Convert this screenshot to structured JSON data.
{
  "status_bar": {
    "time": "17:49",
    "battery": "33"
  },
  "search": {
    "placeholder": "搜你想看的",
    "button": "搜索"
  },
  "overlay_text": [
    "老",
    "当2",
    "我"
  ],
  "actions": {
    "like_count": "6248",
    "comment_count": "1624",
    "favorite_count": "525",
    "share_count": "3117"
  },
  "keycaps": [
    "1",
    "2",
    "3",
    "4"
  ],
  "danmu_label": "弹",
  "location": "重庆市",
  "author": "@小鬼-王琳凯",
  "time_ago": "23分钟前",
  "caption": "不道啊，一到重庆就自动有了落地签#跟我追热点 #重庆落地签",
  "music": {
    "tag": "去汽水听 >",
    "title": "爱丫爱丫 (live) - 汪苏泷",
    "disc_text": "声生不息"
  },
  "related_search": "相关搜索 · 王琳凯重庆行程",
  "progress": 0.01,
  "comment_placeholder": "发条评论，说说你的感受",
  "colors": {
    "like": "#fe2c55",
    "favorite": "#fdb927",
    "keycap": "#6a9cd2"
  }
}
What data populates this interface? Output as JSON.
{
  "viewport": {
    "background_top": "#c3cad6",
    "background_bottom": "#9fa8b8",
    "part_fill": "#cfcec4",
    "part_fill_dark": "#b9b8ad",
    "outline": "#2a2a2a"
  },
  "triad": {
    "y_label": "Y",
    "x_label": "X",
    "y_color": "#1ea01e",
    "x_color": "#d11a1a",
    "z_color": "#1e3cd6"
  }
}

___

◆ WHAT TO DO ◆
From the data above, extract every line in its exact form.

◆ THE RESULT ◆
Convert this screenshot to structured JSON data.
{
  "status_bar": {
    "time": "17:49",
    "battery": "33"
  },
  "search": {
    "placeholder": "搜你想看的",
    "button": "搜索"
  },
  "overlay_text": [
    "老",
    "当2",
    "我"
  ],
  "actions": {
    "like_count": "6248",
    "comment_count": "1624",
    "favorite_count": "525",
    "share_count": "3117"
  },
  "keycaps": [
    "1",
    "2",
    "3",
    "4"
  ],
  "danmu_label": "弹",
  "location": "重庆市",
  "author": "@小鬼-王琳凯",
  "time_ago": "23分钟前",
  "caption": "不道啊，一到重庆就自动有了落地签#跟我追热点 #重庆落地签",
  "music": {
    "tag": "去汽水听 >",
    "title": "爱丫爱丫 (live) - 汪苏泷",
    "disc_text": "声生不息"
  },
  "related_search": "相关搜索 · 王琳凯重庆行程",
  "progress": 0.01,
  "comment_placeholder": "发条评论，说说你的感受",
  "colors": {
    "like": "#fe2c55",
    "favorite": "#fdb927",
    "keycap": "#6a9cd2"
  }
}
What data populates this interface? Output as JSON.
{
  "viewport": {
    "background_top": "#c3cad6",
    "background_bottom": "#9fa8b8",
    "part_fill": "#cfcec4",
    "part_fill_dark": "#b9b8ad",
    "outline": "#2a2a2a"
  },
  "triad": {
    "y_label": "Y",
    "x_label": "X",
    "y_color": "#1ea01e",
    "x_color": "#d11a1a",
    "z_color": "#1e3cd6"
  }
}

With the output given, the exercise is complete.